DATA RECORDS:
┌──
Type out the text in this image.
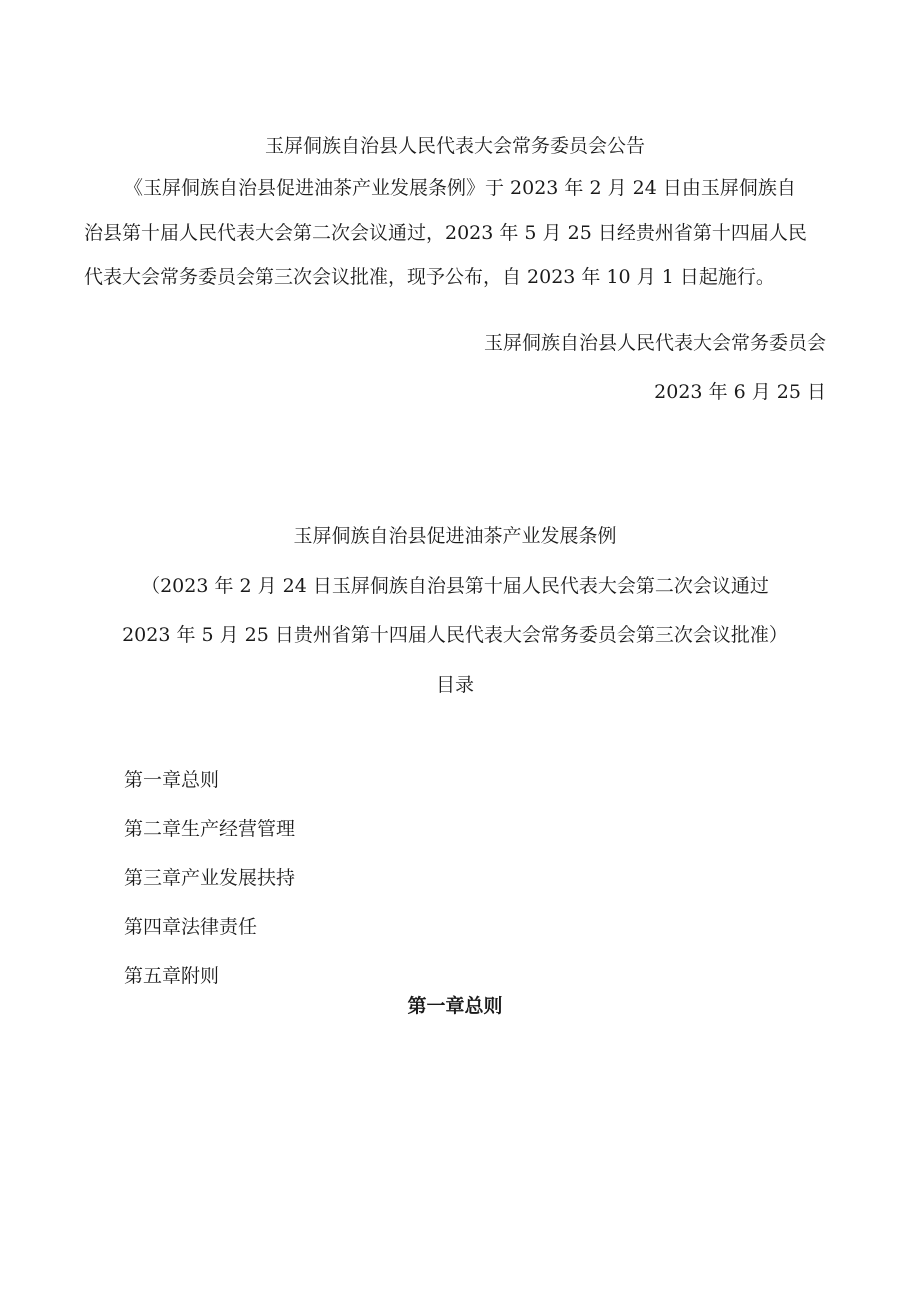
玉屏侗族自治县人民代表大会常务委员会公告
《玉屏侗族自治县促进油茶产业发展条例》于 2023 年 2 月 24 日由玉屏侗族自
治县第十届人民代表大会第二次会议通过，2023 年 5 月 25 日经贵州省第十四届人民
代表大会常务委员会第三次会议批准，现予公布，自 2023 年 10 月 1 日起施行。
玉屏侗族自治县人民代表大会常务委员会
2023 年 6 月 25 日
玉屏侗族自治县促进油茶产业发展条例
（2023 年 2 月 24 日玉屏侗族自治县第十届人民代表大会第二次会议通过
2023 年 5 月 25 日贵州省第十四届人民代表大会常务委员会第三次会议批准）
目录
第一章总则
第二章生产经营管理
第三章产业发展扶持
第四章法律责任
第五章附则
第一章总则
└──
REQUIREMENTS: Write the entries above out in full, exactly, with no images.

SOLUTION TO THIS TASK:
Type out the text in this image.
玉屏侗族自治县人民代表大会常务委员会公告
《玉屏侗族自治县促进油茶产业发展条例》于 2023 年 2 月 24 日由玉屏侗族自
治县第十届人民代表大会第二次会议通过，2023 年 5 月 25 日经贵州省第十四届人民
代表大会常务委员会第三次会议批准，现予公布，自 2023 年 10 月 1 日起施行。
玉屏侗族自治县人民代表大会常务委员会
2023 年 6 月 25 日
玉屏侗族自治县促进油茶产业发展条例
（2023 年 2 月 24 日玉屏侗族自治县第十届人民代表大会第二次会议通过
2023 年 5 月 25 日贵州省第十四届人民代表大会常务委员会第三次会议批准）
目录
第一章总则
第二章生产经营管理
第三章产业发展扶持
第四章法律责任
第五章附则
第一章总则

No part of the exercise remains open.